* Set task
Return the records, each one exactly as written.

Records from a data source:
■ ■ ■
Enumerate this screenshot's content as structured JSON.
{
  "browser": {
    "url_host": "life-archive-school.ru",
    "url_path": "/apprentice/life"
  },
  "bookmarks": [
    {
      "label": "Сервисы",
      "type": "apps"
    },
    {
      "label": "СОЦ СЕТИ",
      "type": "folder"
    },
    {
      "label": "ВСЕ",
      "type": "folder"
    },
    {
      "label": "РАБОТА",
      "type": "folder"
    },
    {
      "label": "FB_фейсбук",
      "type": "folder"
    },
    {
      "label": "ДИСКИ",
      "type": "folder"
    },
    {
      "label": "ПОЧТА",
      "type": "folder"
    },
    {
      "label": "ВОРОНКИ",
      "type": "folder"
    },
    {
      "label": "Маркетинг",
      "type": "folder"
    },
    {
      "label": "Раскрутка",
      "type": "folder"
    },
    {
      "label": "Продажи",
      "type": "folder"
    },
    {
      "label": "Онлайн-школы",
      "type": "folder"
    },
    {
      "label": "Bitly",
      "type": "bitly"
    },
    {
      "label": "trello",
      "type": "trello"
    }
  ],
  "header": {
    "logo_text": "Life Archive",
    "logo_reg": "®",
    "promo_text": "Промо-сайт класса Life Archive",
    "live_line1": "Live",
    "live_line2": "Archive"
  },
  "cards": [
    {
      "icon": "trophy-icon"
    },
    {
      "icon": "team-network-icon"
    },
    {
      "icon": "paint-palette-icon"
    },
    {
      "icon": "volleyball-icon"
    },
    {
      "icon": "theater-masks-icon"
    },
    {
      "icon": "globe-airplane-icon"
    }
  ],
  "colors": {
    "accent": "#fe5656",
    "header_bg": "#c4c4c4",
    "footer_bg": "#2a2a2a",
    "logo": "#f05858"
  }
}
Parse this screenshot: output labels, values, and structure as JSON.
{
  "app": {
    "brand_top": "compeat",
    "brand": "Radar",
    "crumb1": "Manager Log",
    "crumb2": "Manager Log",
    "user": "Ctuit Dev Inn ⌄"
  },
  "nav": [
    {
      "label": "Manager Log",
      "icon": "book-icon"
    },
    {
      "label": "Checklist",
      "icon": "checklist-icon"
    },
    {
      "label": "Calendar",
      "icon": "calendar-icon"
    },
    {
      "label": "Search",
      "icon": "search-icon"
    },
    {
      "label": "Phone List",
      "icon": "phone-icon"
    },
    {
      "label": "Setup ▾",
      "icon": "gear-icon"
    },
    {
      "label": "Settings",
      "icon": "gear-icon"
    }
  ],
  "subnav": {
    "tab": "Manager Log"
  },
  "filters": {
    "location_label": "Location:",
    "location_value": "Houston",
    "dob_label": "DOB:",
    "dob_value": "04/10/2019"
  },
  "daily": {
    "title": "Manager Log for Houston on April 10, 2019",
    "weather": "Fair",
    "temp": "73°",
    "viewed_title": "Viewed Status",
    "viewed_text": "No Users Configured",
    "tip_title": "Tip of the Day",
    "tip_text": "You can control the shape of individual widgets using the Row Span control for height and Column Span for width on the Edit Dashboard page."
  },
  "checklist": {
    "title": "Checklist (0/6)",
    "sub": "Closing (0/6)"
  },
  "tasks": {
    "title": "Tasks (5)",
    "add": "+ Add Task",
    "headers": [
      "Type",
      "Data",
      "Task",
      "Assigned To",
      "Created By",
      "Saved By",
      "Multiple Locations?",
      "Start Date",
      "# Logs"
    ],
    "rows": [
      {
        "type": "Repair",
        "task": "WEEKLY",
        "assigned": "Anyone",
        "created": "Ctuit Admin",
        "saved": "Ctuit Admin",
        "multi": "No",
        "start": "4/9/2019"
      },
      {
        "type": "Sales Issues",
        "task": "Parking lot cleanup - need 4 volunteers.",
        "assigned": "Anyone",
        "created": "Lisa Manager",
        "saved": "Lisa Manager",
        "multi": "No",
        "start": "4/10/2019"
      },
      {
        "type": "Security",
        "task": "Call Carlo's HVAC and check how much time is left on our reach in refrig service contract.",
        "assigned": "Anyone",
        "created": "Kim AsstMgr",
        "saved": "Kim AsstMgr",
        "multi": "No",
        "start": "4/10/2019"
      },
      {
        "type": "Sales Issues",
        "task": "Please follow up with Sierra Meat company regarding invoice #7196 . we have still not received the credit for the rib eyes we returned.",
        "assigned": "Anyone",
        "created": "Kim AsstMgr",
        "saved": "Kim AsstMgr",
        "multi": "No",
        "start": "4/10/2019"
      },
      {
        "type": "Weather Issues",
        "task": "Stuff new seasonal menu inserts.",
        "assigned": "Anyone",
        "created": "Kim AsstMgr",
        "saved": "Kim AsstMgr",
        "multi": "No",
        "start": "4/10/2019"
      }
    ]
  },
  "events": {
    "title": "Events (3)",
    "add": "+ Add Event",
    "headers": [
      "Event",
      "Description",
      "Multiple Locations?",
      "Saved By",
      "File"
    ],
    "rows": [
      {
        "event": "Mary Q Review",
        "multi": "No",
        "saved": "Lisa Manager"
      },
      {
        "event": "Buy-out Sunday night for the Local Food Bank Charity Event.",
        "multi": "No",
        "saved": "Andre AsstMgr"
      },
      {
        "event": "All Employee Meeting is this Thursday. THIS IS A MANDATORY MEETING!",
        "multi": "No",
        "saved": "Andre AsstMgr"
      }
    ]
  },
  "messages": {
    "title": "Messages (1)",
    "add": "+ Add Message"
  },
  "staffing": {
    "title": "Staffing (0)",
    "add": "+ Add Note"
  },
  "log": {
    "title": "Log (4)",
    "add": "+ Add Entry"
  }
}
■ ■ ■
* Full answer
Enumerate this screenshot's content as structured JSON.
{
  "browser": {
    "url_host": "life-archive-school.ru",
    "url_path": "/apprentice/life"
  },
  "bookmarks": [
    {
      "label": "Сервисы",
      "type": "apps"
    },
    {
      "label": "СОЦ СЕТИ",
      "type": "folder"
    },
    {
      "label": "ВСЕ",
      "type": "folder"
    },
    {
      "label": "РАБОТА",
      "type": "folder"
    },
    {
      "label": "FB_фейсбук",
      "type": "folder"
    },
    {
      "label": "ДИСКИ",
      "type": "folder"
    },
    {
      "label": "ПОЧТА",
      "type": "folder"
    },
    {
      "label": "ВОРОНКИ",
      "type": "folder"
    },
    {
      "label": "Маркетинг",
      "type": "folder"
    },
    {
      "label": "Раскрутка",
      "type": "folder"
    },
    {
      "label": "Продажи",
      "type": "folder"
    },
    {
      "label": "Онлайн-школы",
      "type": "folder"
    },
    {
      "label": "Bitly",
      "type": "bitly"
    },
    {
      "label": "trello",
      "type": "trello"
    }
  ],
  "header": {
    "logo_text": "Life Archive",
    "logo_reg": "®",
    "promo_text": "Промо-сайт класса Life Archive",
    "live_line1": "Live",
    "live_line2": "Archive"
  },
  "cards": [
    {
      "icon": "trophy-icon"
    },
    {
      "icon": "team-network-icon"
    },
    {
      "icon": "paint-palette-icon"
    },
    {
      "icon": "volleyball-icon"
    },
    {
      "icon": "theater-masks-icon"
    },
    {
      "icon": "globe-airplane-icon"
    }
  ],
  "colors": {
    "accent": "#fe5656",
    "header_bg": "#c4c4c4",
    "footer_bg": "#2a2a2a",
    "logo": "#f05858"
  }
}
Parse this screenshot: output labels, values, and structure as JSON.
{
  "app": {
    "brand_top": "compeat",
    "brand": "Radar",
    "crumb1": "Manager Log",
    "crumb2": "Manager Log",
    "user": "Ctuit Dev Inn ⌄"
  },
  "nav": [
    {
      "label": "Manager Log",
      "icon": "book-icon"
    },
    {
      "label": "Checklist",
      "icon": "checklist-icon"
    },
    {
      "label": "Calendar",
      "icon": "calendar-icon"
    },
    {
      "label": "Search",
      "icon": "search-icon"
    },
    {
      "label": "Phone List",
      "icon": "phone-icon"
    },
    {
      "label": "Setup ▾",
      "icon": "gear-icon"
    },
    {
      "label": "Settings",
      "icon": "gear-icon"
    }
  ],
  "subnav": {
    "tab": "Manager Log"
  },
  "filters": {
    "location_label": "Location:",
    "location_value": "Houston",
    "dob_label": "DOB:",
    "dob_value": "04/10/2019"
  },
  "daily": {
    "title": "Manager Log for Houston on April 10, 2019",
    "weather": "Fair",
    "temp": "73°",
    "viewed_title": "Viewed Status",
    "viewed_text": "No Users Configured",
    "tip_title": "Tip of the Day",
    "tip_text": "You can control the shape of individual widgets using the Row Span control for height and Column Span for width on the Edit Dashboard page."
  },
  "checklist": {
    "title": "Checklist (0/6)",
    "sub": "Closing (0/6)"
  },
  "tasks": {
    "title": "Tasks (5)",
    "add": "+ Add Task",
    "headers": [
      "Type",
      "Data",
      "Task",
      "Assigned To",
      "Created By",
      "Saved By",
      "Multiple Locations?",
      "Start Date",
      "# Logs"
    ],
    "rows": [
      {
        "type": "Repair",
        "task": "WEEKLY",
        "assigned": "Anyone",
        "created": "Ctuit Admin",
        "saved": "Ctuit Admin",
        "multi": "No",
        "start": "4/9/2019"
      },
      {
        "type": "Sales Issues",
        "task": "Parking lot cleanup - need 4 volunteers.",
        "assigned": "Anyone",
        "created": "Lisa Manager",
        "saved": "Lisa Manager",
        "multi": "No",
        "start": "4/10/2019"
      },
      {
        "type": "Security",
        "task": "Call Carlo's HVAC and check how much time is left on our reach in refrig service contract.",
        "assigned": "Anyone",
        "created": "Kim AsstMgr",
        "saved": "Kim AsstMgr",
        "multi": "No",
        "start": "4/10/2019"
      },
      {
        "type": "Sales Issues",
        "task": "Please follow up with Sierra Meat company regarding invoice #7196 . we have still not received the credit for the rib eyes we returned.",
        "assigned": "Anyone",
        "created": "Kim AsstMgr",
        "saved": "Kim AsstMgr",
        "multi": "No",
        "start": "4/10/2019"
      },
      {
        "type": "Weather Issues",
        "task": "Stuff new seasonal menu inserts.",
        "assigned": "Anyone",
        "created": "Kim AsstMgr",
        "saved": "Kim AsstMgr",
        "multi": "No",
        "start": "4/10/2019"
      }
    ]
  },
  "events": {
    "title": "Events (3)",
    "add": "+ Add Event",
    "headers": [
      "Event",
      "Description",
      "Multiple Locations?",
      "Saved By",
      "File"
    ],
    "rows": [
      {
        "event": "Mary Q Review",
        "multi": "No",
        "saved": "Lisa Manager"
      },
      {
        "event": "Buy-out Sunday night for the Local Food Bank Charity Event.",
        "multi": "No",
        "saved": "Andre AsstMgr"
      },
      {
        "event": "All Employee Meeting is this Thursday. THIS IS A MANDATORY MEETING!",
        "multi": "No",
        "saved": "Andre AsstMgr"
      }
    ]
  },
  "messages": {
    "title": "Messages (1)",
    "add": "+ Add Message"
  },
  "staffing": {
    "title": "Staffing (0)",
    "add": "+ Add Note"
  },
  "log": {
    "title": "Log (4)",
    "add": "+ Add Entry"
  }
}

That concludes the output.